▸ **Passage given**
+--
Artist: N. C. (Newell Convers)  Wyeth  (1882-1945)
Title:  N. C. Wyeth / Catalogue Raisonné of Paintings  (two volumes)
Key Contributors:  by Christine B. Podmaniczky; with essay by Joyce Hill Stoner
Publisher:  Wyeth Foundation for American Art, Brandywine River Museum of Art in conjunction with Scala Publishers, Ltd.
Published Date:  2008
ISBN: 978-1-85759-478-2
Organized by/Supported by:
Organized by the Brandywine River Museum of Art; supported by the Wyeth Foundation for American Art
Works covered:   1,928 paintings
Years covered:  Oct. 1902 – Oct. 1945

CRSA: How is the N. C. Wyeth Catalogue Raisonné of Paintings organized?
Christine Podmaniczky: The catalogue is divided into  sections—Illustration, Murals and Architectural Decoration, Commercial Work, Landscapes, Still Life, Portraiture and Private Paintings and Other Work. Within these distinctions, the paintings are presented chronologically. The actual pages are three columns wide, and painting reproductions span one or two columns or take a complete page.
The catalogue opens with an extensive historical essay and an essay on Wyeth’s working methods from the viewpoint of a conservator.  Back matter includes a bibliography, time line, and exhibition history.

CRSA: How how much time was dedicated to research?
CP: Research and organization for the printed version were completed over a period of 18 years.  Beginning in 1990, the project was conducted by a half-time staff member of the Brandywine River Museum of Art; after 1999, the project included a full time staff member and a part time assistant. Since the publication of the hardcover version in the 2008, the BRMA has supported regular updates to the on-line version.

CRSA: Looking back, what was the project’s most valuable resource?
+--
▸ **Dataset content**
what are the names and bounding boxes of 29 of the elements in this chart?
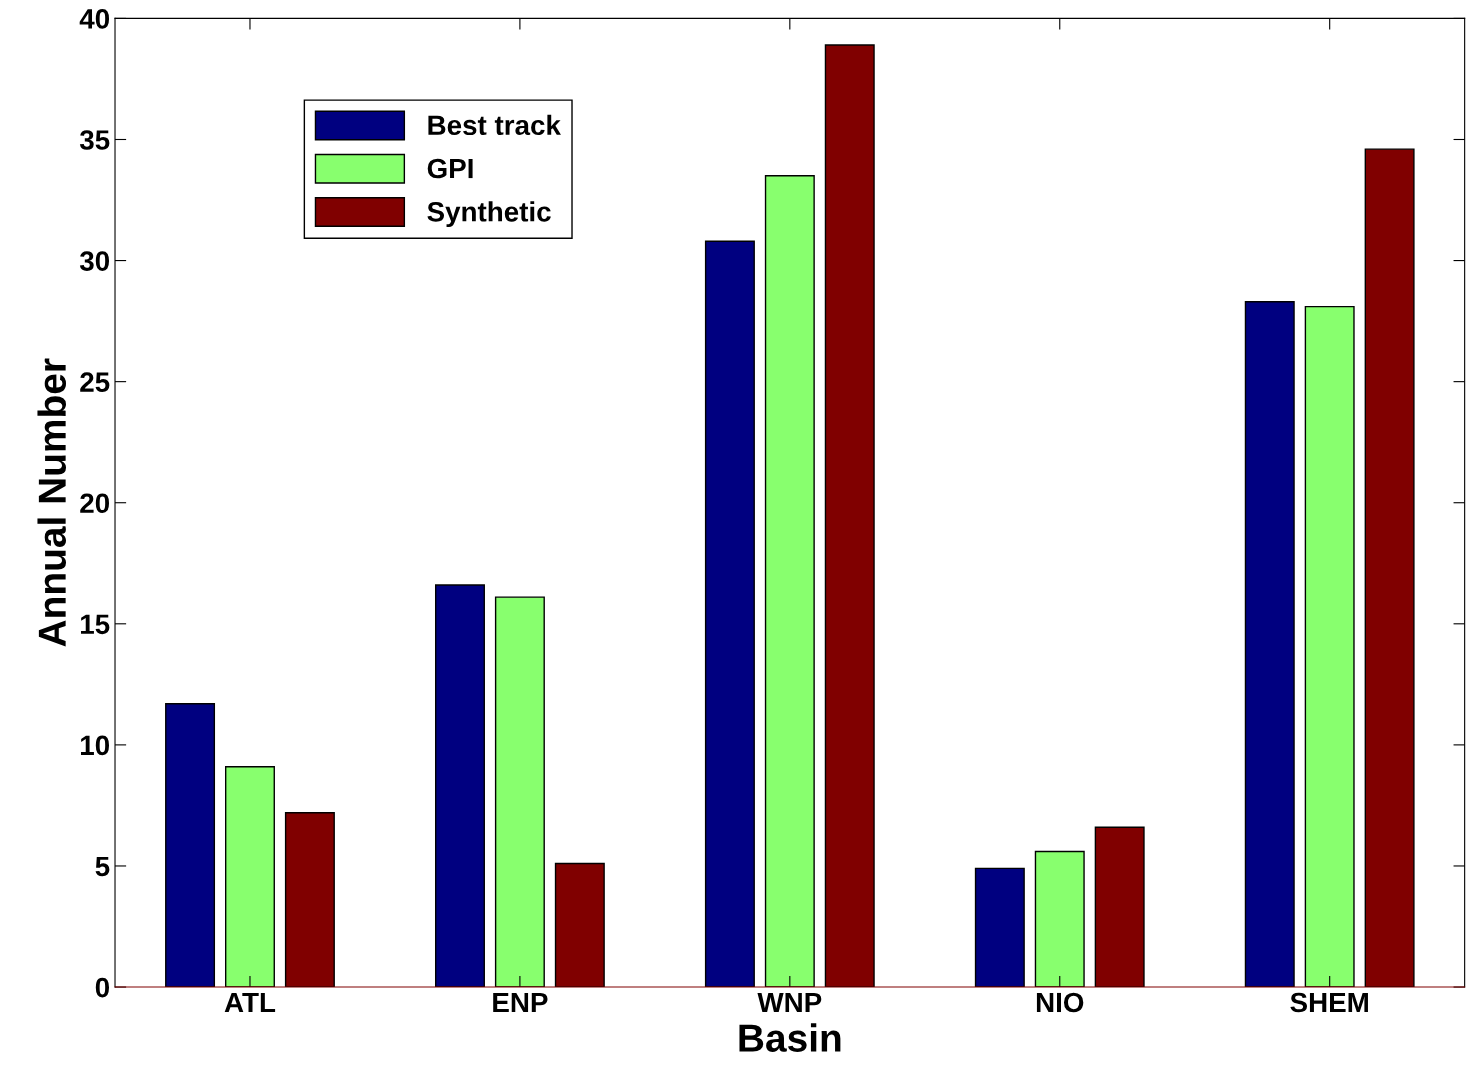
y-tick-label: 25 xyxy=(80,372,110,392)
bar xyxy=(704,240,755,988)
y-tick-label: 30 xyxy=(79,251,110,271)
x-tick-label: ENP xyxy=(493,992,548,1013)
bar xyxy=(224,765,275,988)
y-tick-label: 35 xyxy=(79,130,110,150)
x-axis-title: Basin xyxy=(739,1023,841,1052)
legend-label: GPI xyxy=(427,158,473,179)
x-tick-label: NIO xyxy=(1036,992,1084,1013)
bar xyxy=(764,175,815,988)
y-axis-title: Annual Number xyxy=(37,358,67,647)
x-tick-label: WNP xyxy=(757,992,822,1013)
y-tick-label: 5 xyxy=(95,856,110,877)
y-tick-label: 15 xyxy=(81,614,110,635)
x-tick-label: ATL xyxy=(224,992,276,1013)
bar xyxy=(494,596,545,988)
legend-label: Synthetic xyxy=(427,201,551,228)
bar xyxy=(1244,301,1295,988)
bar xyxy=(1034,850,1085,988)
bar xyxy=(974,867,1025,988)
y-tick-label: 10 xyxy=(81,735,110,756)
bar xyxy=(165,703,216,988)
y-tick-label: 0 xyxy=(95,977,110,998)
legend-label: Best track xyxy=(428,114,561,136)
y-tick-label: 40 xyxy=(79,9,110,29)
bar xyxy=(434,584,485,988)
x-tick-label: SHEM xyxy=(1290,992,1368,1013)
y-tick-label: 20 xyxy=(80,493,110,514)
bar xyxy=(1304,305,1355,988)
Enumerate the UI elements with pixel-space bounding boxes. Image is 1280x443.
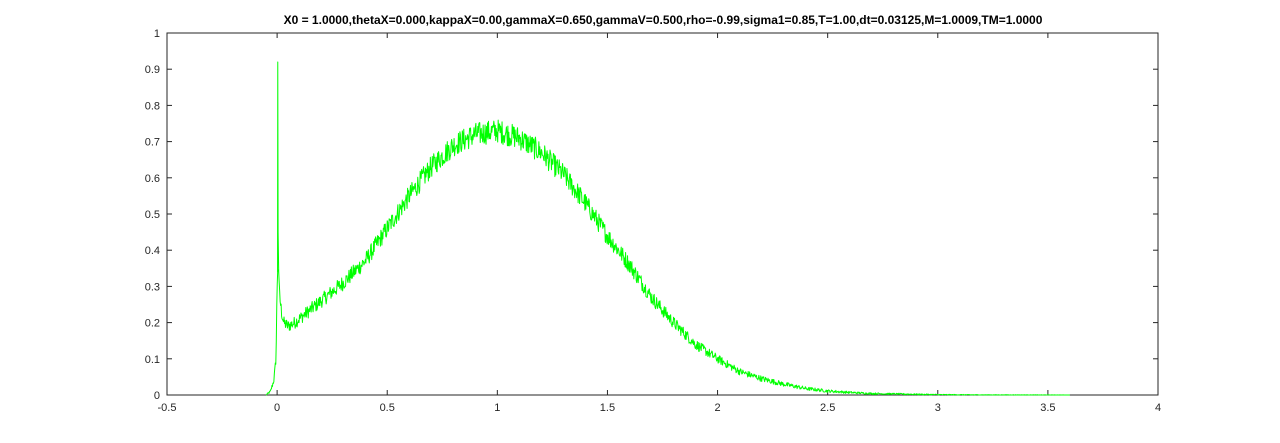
x-tick-label: 1 xyxy=(494,402,500,414)
y-tick-label: 1 xyxy=(154,28,160,40)
y-tick-label: 0.3 xyxy=(145,281,160,293)
y-tick-label: 0.9 xyxy=(145,64,160,76)
x-tick-label: -0.5 xyxy=(158,402,177,414)
x-tick-label: 0 xyxy=(274,402,280,414)
y-tick-label: 0.1 xyxy=(145,354,160,366)
plot-title: X0 = 1.0000,thetaX=0.000,kappaX=0.00,gam… xyxy=(284,13,1043,27)
y-tick-label: 0.6 xyxy=(145,173,160,185)
x-tick-label: 2 xyxy=(714,402,720,414)
x-tick-label: 4 xyxy=(1155,402,1161,414)
y-tick-label: 0.2 xyxy=(145,318,160,330)
axes-box xyxy=(166,32,1159,396)
y-tick-label: 0 xyxy=(154,390,160,402)
tick-labels: -0.5 0 0.5 1 1.5 2 2.5 3 3.5 400.10.20.30.40.50.6… xyxy=(145,28,1161,414)
x-tick-label: 0.5 xyxy=(380,402,395,414)
y-tick-label: 0.4 xyxy=(145,245,160,257)
y-tick-label: 0.7 xyxy=(145,137,160,149)
y-tick-label: 0.8 xyxy=(145,100,160,112)
x-tick-label: 1.5 xyxy=(600,402,615,414)
x-tick-label: 3 xyxy=(935,402,941,414)
y-tick-label: 0.5 xyxy=(145,209,160,221)
series-line xyxy=(265,61,1070,396)
x-tick-label: 3.5 xyxy=(1040,402,1055,414)
x-tick-label: 2.5 xyxy=(820,402,835,414)
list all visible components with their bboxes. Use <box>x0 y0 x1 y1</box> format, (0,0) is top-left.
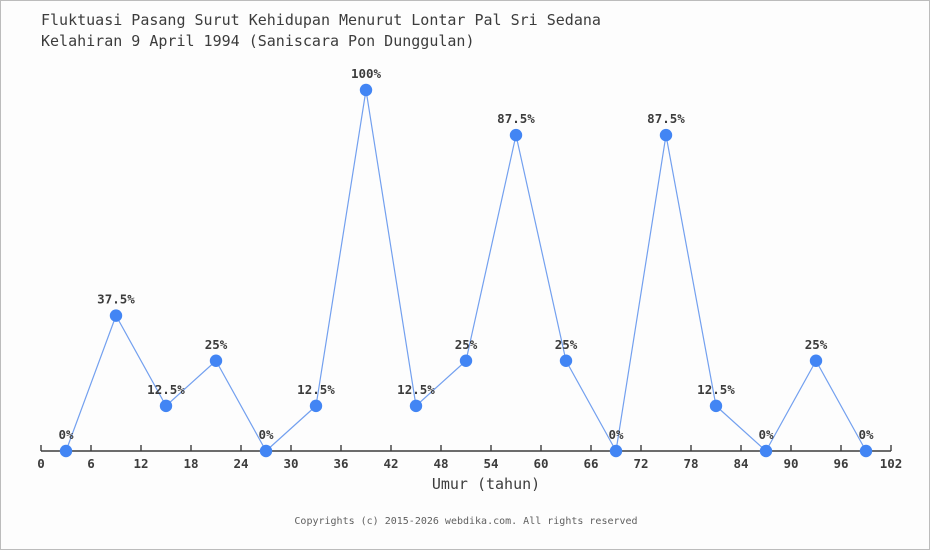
data-point-label: 0% <box>58 427 74 442</box>
x-axis-tick-label: 72 <box>633 456 648 471</box>
data-point-marker <box>759 444 773 458</box>
data-point-label: 12.5% <box>697 382 735 397</box>
x-axis-tick-label: 6 <box>87 456 95 471</box>
x-axis-tick-label: 36 <box>333 456 348 471</box>
x-axis-tick-label: 0 <box>37 456 45 471</box>
data-point-label: 12.5% <box>397 382 435 397</box>
x-axis-tick-label: 102 <box>880 456 903 471</box>
chart-title: Fluktuasi Pasang Surut Kehidupan Menurut… <box>41 11 601 29</box>
x-axis-title: Umur (tahun) <box>431 475 541 493</box>
data-point-label: 0% <box>608 427 624 442</box>
x-axis-tick-label: 42 <box>383 456 398 471</box>
x-axis-tick-label: 66 <box>583 456 598 471</box>
data-point-label: 87.5% <box>497 111 535 126</box>
x-axis-tick-label: 60 <box>533 456 548 471</box>
data-point-marker <box>459 354 473 367</box>
data-point-label: 25% <box>555 337 578 352</box>
data-point-marker <box>609 444 623 458</box>
data-point-marker <box>659 128 673 142</box>
data-point-label: 25% <box>805 337 828 352</box>
x-axis-tick-label: 84 <box>733 456 748 471</box>
x-axis-tick-label: 12 <box>133 456 148 471</box>
data-point-marker <box>709 399 723 413</box>
chart-subtitle: Kelahiran 9 April 1994 (Saniscara Pon Du… <box>41 32 475 50</box>
x-axis-tick-label: 24 <box>233 456 248 471</box>
data-point-label: 0% <box>858 427 874 442</box>
x-axis-tick-label: 90 <box>783 456 798 471</box>
data-point-marker <box>809 354 823 367</box>
x-axis-tick-label: 18 <box>183 456 198 471</box>
data-point-marker <box>159 399 173 413</box>
copyright-text: Copyrights (c) 2015-2026 webdika.com. Al… <box>294 516 638 527</box>
data-point-marker <box>59 444 73 458</box>
data-point-marker <box>359 83 373 97</box>
data-point-marker <box>209 354 223 367</box>
data-point-label: 12.5% <box>297 382 335 397</box>
data-point-label: 0% <box>758 427 774 442</box>
data-point-marker <box>409 399 423 413</box>
data-point-marker <box>559 354 573 367</box>
data-point-marker <box>309 399 323 413</box>
data-point-label: 25% <box>205 337 228 352</box>
data-point-marker <box>109 309 123 322</box>
data-point-label: 12.5% <box>147 382 185 397</box>
data-point-marker <box>859 444 873 458</box>
x-axis-tick-label: 48 <box>433 456 448 471</box>
data-point-label: 37.5% <box>97 292 135 307</box>
data-point-label: 0% <box>258 427 274 442</box>
data-point-label: 87.5% <box>647 111 685 126</box>
data-point-marker <box>259 444 273 458</box>
data-point-label: 100% <box>351 66 382 81</box>
data-line <box>65 89 867 452</box>
x-axis-tick-label: 54 <box>483 456 498 471</box>
x-axis-tick-label: 78 <box>683 456 698 471</box>
data-point-marker <box>509 128 523 142</box>
data-point-label: 25% <box>455 337 478 352</box>
x-axis-tick-label: 30 <box>283 456 298 471</box>
x-axis-tick-label: 96 <box>833 456 848 471</box>
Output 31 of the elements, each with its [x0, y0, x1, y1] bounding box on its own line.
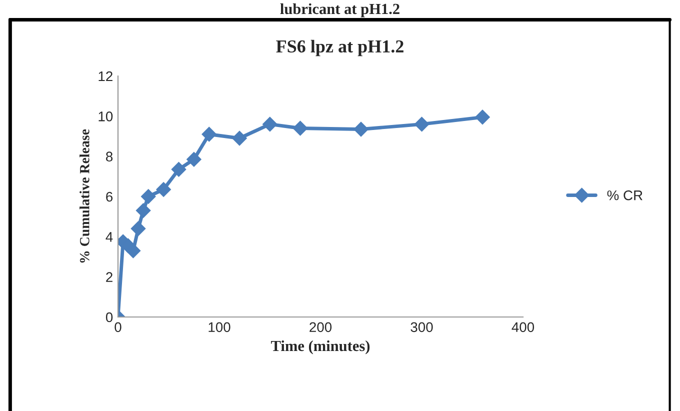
y-tick-label: 10	[98, 112, 113, 122]
point	[202, 126, 217, 142]
y-tick-label: 8	[106, 152, 113, 162]
point	[414, 116, 430, 132]
point	[156, 182, 171, 197]
point	[186, 152, 202, 167]
x-tick-label: 300	[410, 322, 433, 332]
point	[475, 110, 490, 125]
point	[262, 116, 278, 132]
point	[292, 120, 308, 136]
legend-label: % CR	[607, 190, 642, 200]
y-tick-label: 6	[106, 192, 113, 202]
point	[126, 243, 141, 258]
x-tick-label: 0	[114, 322, 122, 332]
point	[136, 203, 151, 218]
point	[354, 122, 368, 137]
text: lubricant at pH1.2	[280, 3, 400, 18]
y-tick-label: 0	[106, 312, 113, 322]
y-tick-label: 12	[98, 71, 112, 82]
point	[171, 162, 186, 177]
point	[232, 130, 247, 146]
point	[130, 221, 146, 236]
y-tick-label: 4	[106, 232, 113, 242]
x-axis-title: Time (minutes)	[271, 340, 370, 354]
point	[140, 189, 156, 204]
x-tick-label: 400	[512, 322, 534, 332]
chart-title: FS6 lpz at pH1.2	[276, 40, 404, 56]
y-axis-title: % Cumulative Release	[80, 129, 90, 263]
x-tick-label: 200	[310, 322, 332, 332]
x-tick-label: 100	[208, 322, 230, 332]
y-tick-label: 2	[106, 272, 112, 282]
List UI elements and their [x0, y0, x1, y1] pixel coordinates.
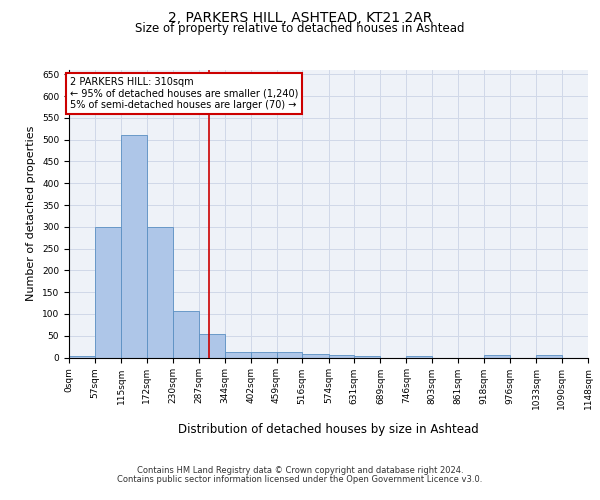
Y-axis label: Number of detached properties: Number of detached properties	[26, 126, 37, 302]
Bar	[354, 356, 380, 358]
Bar	[406, 356, 432, 358]
Bar	[277, 352, 302, 358]
Bar	[251, 352, 277, 358]
Bar	[69, 356, 95, 358]
Bar	[199, 334, 224, 357]
Bar	[329, 356, 354, 358]
Bar	[173, 311, 199, 358]
Bar	[536, 356, 562, 358]
Text: Contains public sector information licensed under the Open Government Licence v3: Contains public sector information licen…	[118, 475, 482, 484]
Text: Size of property relative to detached houses in Ashtead: Size of property relative to detached ho…	[135, 22, 465, 35]
Bar	[224, 352, 251, 358]
Text: 2 PARKERS HILL: 310sqm
← 95% of detached houses are smaller (1,240)
5% of semi-d: 2 PARKERS HILL: 310sqm ← 95% of detached…	[70, 76, 298, 110]
Bar	[95, 227, 121, 358]
Bar	[147, 227, 173, 358]
Bar	[302, 354, 329, 358]
Text: Contains HM Land Registry data © Crown copyright and database right 2024.: Contains HM Land Registry data © Crown c…	[137, 466, 463, 475]
Bar	[484, 356, 510, 358]
Bar	[121, 136, 147, 358]
Text: Distribution of detached houses by size in Ashtead: Distribution of detached houses by size …	[178, 422, 479, 436]
Text: 2, PARKERS HILL, ASHTEAD, KT21 2AR: 2, PARKERS HILL, ASHTEAD, KT21 2AR	[168, 11, 432, 25]
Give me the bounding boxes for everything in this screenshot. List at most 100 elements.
+--
▸ **Tasks for this exercise**
A. Answer these questions about the passage on the N. C. Wyeth catalogue raisonné, marking each answer like its question.
(i) How many paintings does the catalogue cover?
(ii) In what year did the project begin?
(iii) What three items make up the back matter?
B. Please write out the passage on the N. C. Wyeth catalogue raisonné between "Christine Podmaniczky: The catalogue" and "dedicated to research?", inclusive.
C. Continue the passage on the N. C. Wyeth catalogue raisonné from the point where it stops.

▸ **Replies**
A.
(i) 1,928 paintings.
(ii) 1990.
(iii) A bibliography, a time line, and an exhibition history.

B.
Christine Podmaniczky: The catalogue is divided into  sections—Illustration, Murals and Architectural Decoration, Commercial Work, Landscapes, Still Life, Portraiture and Private Paintings and Other Work. Within these distinctions, the paintings are presented chronologically. The actual pages are three columns wide, and painting reproductions span one or two columns or take a complete page.
The catalogue opens with an extensive historical essay and an essay on Wyeth’s working methods from the viewpoint of a conservator.  Back matter includes a bibliography, time line, and exhibition history.

CRSA: How how much time was dedicated to research?

C.
CP: To our knowledge, N. C. Wyeth did not keep daybooks or other records of his work. Therefore, his correspondence turned out to be the most crucial resource for the project. N. C. Wyeth was an avid letter writer, and his letters to his family (preserved by the family) were valuable for descriptions of the paintings on which he worked and for accounts of the original disposition of paintings.  Also valuable in establishing provenance were collections of secondary correspondence, such as letters from owners written to the Wyeth family after N. C. Wyeth’s death and letters written to the Brandywine River Museum from 1970 on.

CRSA: Are there other categories of Wyeth’s work not covered in this CR?
CP: There are entries for approximately 800 drawings in the on-line version of the N. C. Wyeth catalogue raisonné.  No further volumes are being considered.

CRSA: How does the online N. C. Wyeth Catalogue Raisonné differ from the print edition?
CP:
 The on-line version of the catalogue raisonné can accommodate far more information than the printed edition, and on-line entries are usually more detailed than those in the printed edition.  For example, additional images can be attached to the on-line entries, making it possible to illustrate both an original and altered appearance, a problem in conservation or a view of an installation that is no longer current. On-line entries might also contain relevant quotations from letters, source material, or other archival matter.

CRSA: Is your research ongoing?
CP: N. C. Wyeth’s work is a particular focus of the Brandywine River Museum of Art, and ongoing research for various projects inevitably reveals new material related to the artist’s career.  When relevant, such information is incorporated into the on-line catalogue raisonné.  In the past the museum has supported a review committee to consider additions to the catalogue; that process is suspended at this time while the submission forms and procedures are evaluated.

For more information, please visit the N. C. Wyeth catalogue raisonné website www.ncwyeth.org. Christine Podmaniczky can be reached at cpodmaniczky@brandywine.org or 610-388-8354.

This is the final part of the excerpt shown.